[Extracted data entries]
# # #

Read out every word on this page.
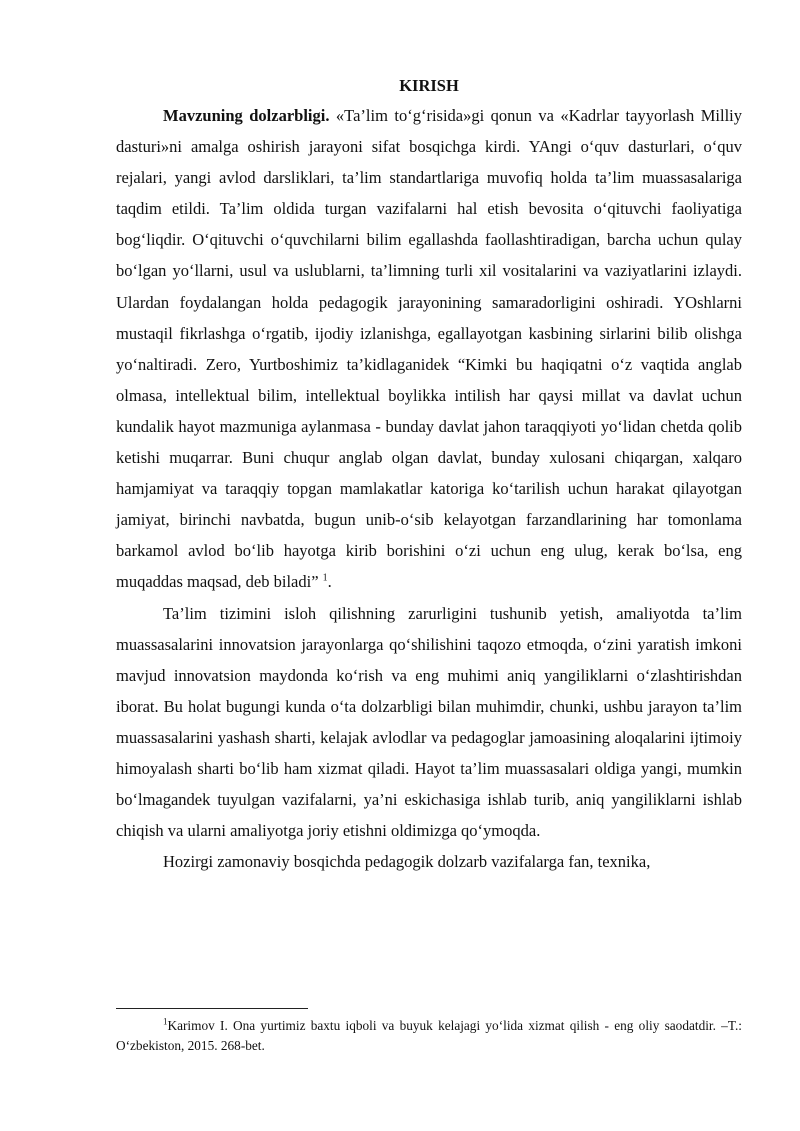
KIRISH

Mavzuning dolzarbligi. «Ta’lim to‘g‘risida»gi qonun va «Kadrlar tayyorlash Milliy dasturi»ni amalga oshirish jarayoni sifat bosqichga kirdi. YAngi o‘quv dasturlari, o‘quv rejalari, yangi avlod darsliklari, ta’lim standartlariga muvofiq holda ta’lim muassasalariga taqdim etildi. Ta’lim oldida turgan vazifalarni hal etish bevosita o‘qituvchi faoliyatiga bog‘liqdir. O‘qituvchi o‘quvchilarni bilim egallashda faollashtiradigan, barcha uchun qulay bo‘lgan yo‘llarni, usul va uslublarni, ta’limning turli xil vositalarini va vaziyatlarini izlaydi. Ulardan foydalangan holda pedagogik jarayonining samaradorligini oshiradi. YOshlarni mustaqil fikrlashga o‘rgatib, ijodiy izlanishga, egallayotgan kasbining sirlarini bilib olishga yo‘naltiradi. Zero, Yurtboshimiz ta’kidlaganidek “Kimki bu haqiqatni o‘z vaqtida anglab olmasa, intellektual bilim, intellektual boylikka intilish har qaysi millat va davlat uchun kundalik hayot mazmuniga aylanmasa - bunday davlat jahon taraqqiyoti yo‘lidan chetda qolib ketishi muqarrar. Buni chuqur anglab olgan davlat, bunday xulosani chiqargan, xalqaro hamjamiyat va taraqqiy topgan mamlakatlar katoriga ko‘tarilish uchun harakat qilayotgan jamiyat, birinchi navbatda, bugun unib-o‘sib kelayotgan farzandlarining har tomonlama barkamol avlod bo‘lib hayotga kirib borishini o‘zi uchun eng ulug, kerak bo‘lsa, eng muqaddas maqsad, deb biladi” $^1$.

Ta’lim tizimini isloh qilishning zarurligini tushunib yetish, amaliyotda ta’lim muassasalarini innovatsion jarayonlarga qo‘shilishini taqozo etmoqda, o‘zini yaratish imkoni mavjud innovatsion maydonda ko‘rish va eng muhimi aniq yangiliklarni o‘zlashtirishdan iborat. Bu holat bugungi kunda o‘ta dolzarbligi bilan muhimdir, chunki, ushbu jarayon ta’lim muassasalarini yashash sharti, kelajak avlodlar va pedagoglar jamoasining aloqalarini ijtimoiy himoyalash sharti bo‘lib ham xizmat qiladi. Hayot ta’lim muassasalari oldiga yangi, mumkin bo‘lmagandek tuyulgan vazifalarni, ya’ni eskichasiga ishlab turib, aniq yangiliklarni ishlab chiqish va ularni amaliyotga joriy etishni oldimizga qo‘ymoqda.

Hozirgi zamonaviy bosqichda pedagogik dolzarb vazifalarga fan, texnika,

$^1$Karimov I. Ona yurtimiz baxtu iqboli va buyuk kelajagi yo‘lida xizmat qilish - eng oliy saodatdir. –T.: O‘zbekiston, 2015. 268-bet.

# # #

§ GIVEN PROBLEM: All the lines above are to be reproduced exactly, except the pictures.

§ SOLUTION FOR THIS EXERCISE:
Read out every word on this page.
KIRISH

Mavzuning dolzarbligi. «Ta’lim to‘g‘risida»gi qonun va «Kadrlar tayyorlash Milliy dasturi»ni amalga oshirish jarayoni sifat bosqichga kirdi. YAngi o‘quv dasturlari, o‘quv rejalari, yangi avlod darsliklari, ta’lim standartlariga muvofiq holda ta’lim muassasalariga taqdim etildi. Ta’lim oldida turgan vazifalarni hal etish bevosita o‘qituvchi faoliyatiga bog‘liqdir. O‘qituvchi o‘quvchilarni bilim egallashda faollashtiradigan, barcha uchun qulay bo‘lgan yo‘llarni, usul va uslublarni, ta’limning turli xil vositalarini va vaziyatlarini izlaydi. Ulardan foydalangan holda pedagogik jarayonining samaradorligini oshiradi. YOshlarni mustaqil fikrlashga o‘rgatib, ijodiy izlanishga, egallayotgan kasbining sirlarini bilib olishga yo‘naltiradi. Zero, Yurtboshimiz ta’kidlaganidek “Kimki bu haqiqatni o‘z vaqtida anglab olmasa, intellektual bilim, intellektual boylikka intilish har qaysi millat va davlat uchun kundalik hayot mazmuniga aylanmasa - bunday davlat jahon taraqqiyoti yo‘lidan chetda qolib ketishi muqarrar. Buni chuqur anglab olgan davlat, bunday xulosani chiqargan, xalqaro hamjamiyat va taraqqiy topgan mamlakatlar katoriga ko‘tarilish uchun harakat qilayotgan jamiyat, birinchi navbatda, bugun unib-o‘sib kelayotgan farzandlarining har tomonlama barkamol avlod bo‘lib hayotga kirib borishini o‘zi uchun eng ulug, kerak bo‘lsa, eng muqaddas maqsad, deb biladi” $^1$.

Ta’lim tizimini isloh qilishning zarurligini tushunib yetish, amaliyotda ta’lim muassasalarini innovatsion jarayonlarga qo‘shilishini taqozo etmoqda, o‘zini yaratish imkoni mavjud innovatsion maydonda ko‘rish va eng muhimi aniq yangiliklarni o‘zlashtirishdan iborat. Bu holat bugungi kunda o‘ta dolzarbligi bilan muhimdir, chunki, ushbu jarayon ta’lim muassasalarini yashash sharti, kelajak avlodlar va pedagoglar jamoasining aloqalarini ijtimoiy himoyalash sharti bo‘lib ham xizmat qiladi. Hayot ta’lim muassasalari oldiga yangi, mumkin bo‘lmagandek tuyulgan vazifalarni, ya’ni eskichasiga ishlab turib, aniq yangiliklarni ishlab chiqish va ularni amaliyotga joriy etishni oldimizga qo‘ymoqda.

Hozirgi zamonaviy bosqichda pedagogik dolzarb vazifalarga fan, texnika,

$^1$Karimov I. Ona yurtimiz baxtu iqboli va buyuk kelajagi yo‘lida xizmat qilish - eng oliy saodatdir. –T.: O‘zbekiston, 2015. 268-bet.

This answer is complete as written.